■ **DIRECTIONS**
Transcribe the records that follow. Keep every word exactly, and drop the pictures.

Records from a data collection
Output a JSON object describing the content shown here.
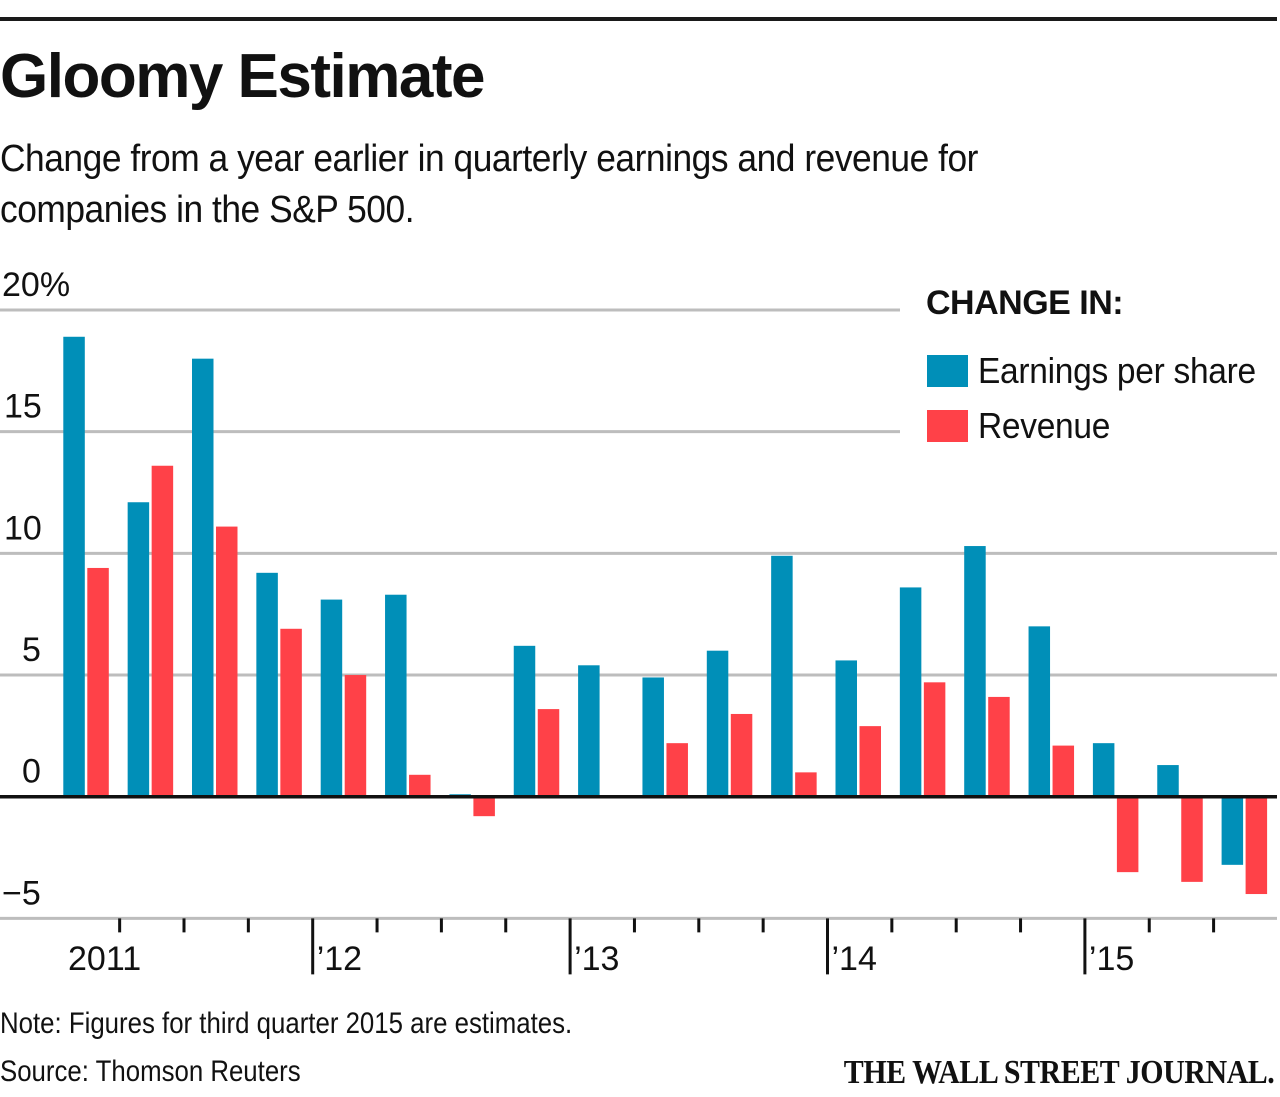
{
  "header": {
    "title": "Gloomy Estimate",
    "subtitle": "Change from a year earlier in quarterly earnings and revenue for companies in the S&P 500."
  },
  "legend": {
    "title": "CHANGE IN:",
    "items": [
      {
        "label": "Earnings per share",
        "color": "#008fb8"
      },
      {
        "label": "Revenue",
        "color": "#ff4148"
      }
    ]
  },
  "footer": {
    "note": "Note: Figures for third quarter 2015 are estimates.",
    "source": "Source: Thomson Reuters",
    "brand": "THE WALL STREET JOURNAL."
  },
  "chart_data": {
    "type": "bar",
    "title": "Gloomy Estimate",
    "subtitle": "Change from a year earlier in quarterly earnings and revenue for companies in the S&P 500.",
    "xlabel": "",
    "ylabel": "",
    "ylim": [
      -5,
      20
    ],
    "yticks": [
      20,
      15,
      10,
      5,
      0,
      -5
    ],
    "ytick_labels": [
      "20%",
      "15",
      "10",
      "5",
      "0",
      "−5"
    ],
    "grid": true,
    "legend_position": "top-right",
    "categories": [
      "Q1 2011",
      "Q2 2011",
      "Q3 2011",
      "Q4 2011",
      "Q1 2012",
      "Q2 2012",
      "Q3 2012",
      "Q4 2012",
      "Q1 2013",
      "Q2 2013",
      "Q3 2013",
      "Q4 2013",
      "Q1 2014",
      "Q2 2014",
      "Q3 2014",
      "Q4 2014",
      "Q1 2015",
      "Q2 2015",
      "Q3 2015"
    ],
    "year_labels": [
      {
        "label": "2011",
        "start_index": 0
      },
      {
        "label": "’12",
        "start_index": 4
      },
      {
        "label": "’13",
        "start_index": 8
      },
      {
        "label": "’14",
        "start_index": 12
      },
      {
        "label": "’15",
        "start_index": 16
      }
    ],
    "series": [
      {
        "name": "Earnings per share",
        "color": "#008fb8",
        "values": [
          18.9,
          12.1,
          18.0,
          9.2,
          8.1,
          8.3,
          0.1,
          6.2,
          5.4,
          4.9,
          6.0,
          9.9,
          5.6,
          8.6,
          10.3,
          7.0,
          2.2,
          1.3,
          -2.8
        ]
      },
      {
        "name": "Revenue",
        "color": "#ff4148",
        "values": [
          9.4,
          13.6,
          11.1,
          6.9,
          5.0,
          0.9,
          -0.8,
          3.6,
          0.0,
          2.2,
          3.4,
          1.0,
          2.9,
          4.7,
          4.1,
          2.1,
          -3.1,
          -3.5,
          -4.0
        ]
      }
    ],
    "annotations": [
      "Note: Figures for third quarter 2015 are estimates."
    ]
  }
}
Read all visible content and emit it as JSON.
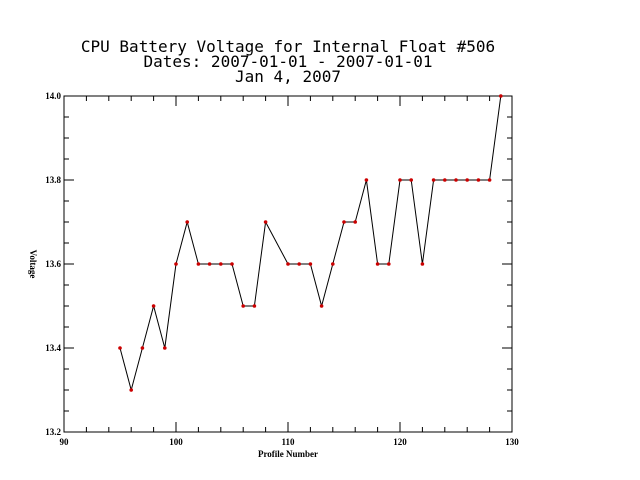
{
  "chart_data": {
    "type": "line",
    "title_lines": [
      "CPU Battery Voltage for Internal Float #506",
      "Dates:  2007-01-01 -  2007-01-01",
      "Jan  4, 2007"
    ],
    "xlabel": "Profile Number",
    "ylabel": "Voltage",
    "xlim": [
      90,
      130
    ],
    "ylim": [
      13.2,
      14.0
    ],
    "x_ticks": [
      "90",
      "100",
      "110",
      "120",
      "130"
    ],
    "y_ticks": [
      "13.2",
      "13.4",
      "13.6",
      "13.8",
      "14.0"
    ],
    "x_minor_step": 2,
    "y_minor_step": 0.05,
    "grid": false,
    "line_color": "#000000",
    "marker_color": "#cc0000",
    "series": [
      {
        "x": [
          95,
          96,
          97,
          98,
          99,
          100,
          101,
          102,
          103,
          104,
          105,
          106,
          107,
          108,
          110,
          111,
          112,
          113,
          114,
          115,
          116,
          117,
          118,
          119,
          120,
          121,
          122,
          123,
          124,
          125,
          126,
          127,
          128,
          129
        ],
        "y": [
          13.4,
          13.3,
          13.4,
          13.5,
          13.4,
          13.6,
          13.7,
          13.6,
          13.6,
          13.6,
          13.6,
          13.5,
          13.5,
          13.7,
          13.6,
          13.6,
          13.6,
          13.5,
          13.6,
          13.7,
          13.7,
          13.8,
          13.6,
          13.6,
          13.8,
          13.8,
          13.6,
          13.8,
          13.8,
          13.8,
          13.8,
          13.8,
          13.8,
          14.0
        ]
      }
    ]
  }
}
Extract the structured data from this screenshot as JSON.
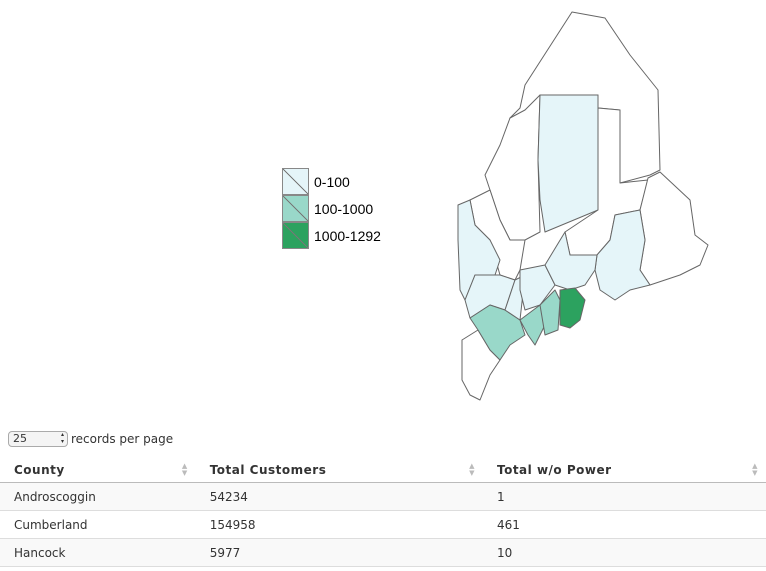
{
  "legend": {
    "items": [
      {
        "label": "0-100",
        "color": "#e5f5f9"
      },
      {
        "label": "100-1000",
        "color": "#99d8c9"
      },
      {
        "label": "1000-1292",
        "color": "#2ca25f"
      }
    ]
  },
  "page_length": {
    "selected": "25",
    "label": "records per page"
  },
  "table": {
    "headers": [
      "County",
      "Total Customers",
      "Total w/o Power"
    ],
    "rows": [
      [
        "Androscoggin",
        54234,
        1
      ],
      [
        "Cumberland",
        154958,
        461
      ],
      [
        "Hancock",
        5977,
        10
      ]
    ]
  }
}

■ **FULL SOLUTION**
Output a JSON object describing the content shown here.
{
  "header": {
    "title": "Gloomy Estimate",
    "subtitle": "Change from a year earlier in quarterly earnings and revenue for companies in the S&P 500."
  },
  "legend": {
    "title": "CHANGE IN:",
    "items": [
      {
        "label": "Earnings per share",
        "color": "#008fb8"
      },
      {
        "label": "Revenue",
        "color": "#ff4148"
      }
    ]
  },
  "footer": {
    "note": "Note: Figures for third quarter 2015 are estimates.",
    "source": "Source: Thomson Reuters",
    "brand": "THE WALL STREET JOURNAL."
  },
  "chart_data": {
    "type": "bar",
    "title": "Gloomy Estimate",
    "subtitle": "Change from a year earlier in quarterly earnings and revenue for companies in the S&P 500.",
    "xlabel": "",
    "ylabel": "",
    "ylim": [
      -5,
      20
    ],
    "yticks": [
      20,
      15,
      10,
      5,
      0,
      -5
    ],
    "ytick_labels": [
      "20%",
      "15",
      "10",
      "5",
      "0",
      "−5"
    ],
    "grid": true,
    "legend_position": "top-right",
    "categories": [
      "Q1 2011",
      "Q2 2011",
      "Q3 2011",
      "Q4 2011",
      "Q1 2012",
      "Q2 2012",
      "Q3 2012",
      "Q4 2012",
      "Q1 2013",
      "Q2 2013",
      "Q3 2013",
      "Q4 2013",
      "Q1 2014",
      "Q2 2014",
      "Q3 2014",
      "Q4 2014",
      "Q1 2015",
      "Q2 2015",
      "Q3 2015"
    ],
    "year_labels": [
      {
        "label": "2011",
        "start_index": 0
      },
      {
        "label": "’12",
        "start_index": 4
      },
      {
        "label": "’13",
        "start_index": 8
      },
      {
        "label": "’14",
        "start_index": 12
      },
      {
        "label": "’15",
        "start_index": 16
      }
    ],
    "series": [
      {
        "name": "Earnings per share",
        "color": "#008fb8",
        "values": [
          18.9,
          12.1,
          18.0,
          9.2,
          8.1,
          8.3,
          0.1,
          6.2,
          5.4,
          4.9,
          6.0,
          9.9,
          5.6,
          8.6,
          10.3,
          7.0,
          2.2,
          1.3,
          -2.8
        ]
      },
      {
        "name": "Revenue",
        "color": "#ff4148",
        "values": [
          9.4,
          13.6,
          11.1,
          6.9,
          5.0,
          0.9,
          -0.8,
          3.6,
          0.0,
          2.2,
          3.4,
          1.0,
          2.9,
          4.7,
          4.1,
          2.1,
          -3.1,
          -3.5,
          -4.0
        ]
      }
    ],
    "annotations": [
      "Note: Figures for third quarter 2015 are estimates."
    ]
  }
}
Read all visible content and emit it as JSON.
{
  "chart_data": {
    "type": "line",
    "title_lines": [
      "CPU Battery Voltage for Internal Float #506",
      "Dates:  2007-01-01 -  2007-01-01",
      "Jan  4, 2007"
    ],
    "xlabel": "Profile Number",
    "ylabel": "Voltage",
    "xlim": [
      90,
      130
    ],
    "ylim": [
      13.2,
      14.0
    ],
    "x_ticks": [
      "90",
      "100",
      "110",
      "120",
      "130"
    ],
    "y_ticks": [
      "13.2",
      "13.4",
      "13.6",
      "13.8",
      "14.0"
    ],
    "x_minor_step": 2,
    "y_minor_step": 0.05,
    "grid": false,
    "line_color": "#000000",
    "marker_color": "#cc0000",
    "series": [
      {
        "x": [
          95,
          96,
          97,
          98,
          99,
          100,
          101,
          102,
          103,
          104,
          105,
          106,
          107,
          108,
          110,
          111,
          112,
          113,
          114,
          115,
          116,
          117,
          118,
          119,
          120,
          121,
          122,
          123,
          124,
          125,
          126,
          127,
          128,
          129
        ],
        "y": [
          13.4,
          13.3,
          13.4,
          13.5,
          13.4,
          13.6,
          13.7,
          13.6,
          13.6,
          13.6,
          13.6,
          13.5,
          13.5,
          13.7,
          13.6,
          13.6,
          13.6,
          13.5,
          13.6,
          13.7,
          13.7,
          13.8,
          13.6,
          13.6,
          13.8,
          13.8,
          13.6,
          13.8,
          13.8,
          13.8,
          13.8,
          13.8,
          13.8,
          14.0
        ]
      }
    ]
  }
}
Extract the structured data from this screenshot as JSON.
{
  "legend": {
    "items": [
      {
        "label": "0-100",
        "color": "#e5f5f9"
      },
      {
        "label": "100-1000",
        "color": "#99d8c9"
      },
      {
        "label": "1000-1292",
        "color": "#2ca25f"
      }
    ]
  },
  "page_length": {
    "selected": "25",
    "label": "records per page"
  },
  "table": {
    "headers": [
      "County",
      "Total Customers",
      "Total w/o Power"
    ],
    "rows": [
      [
        "Androscoggin",
        54234,
        1
      ],
      [
        "Cumberland",
        154958,
        461
      ],
      [
        "Hancock",
        5977,
        10
      ]
    ]
  }
}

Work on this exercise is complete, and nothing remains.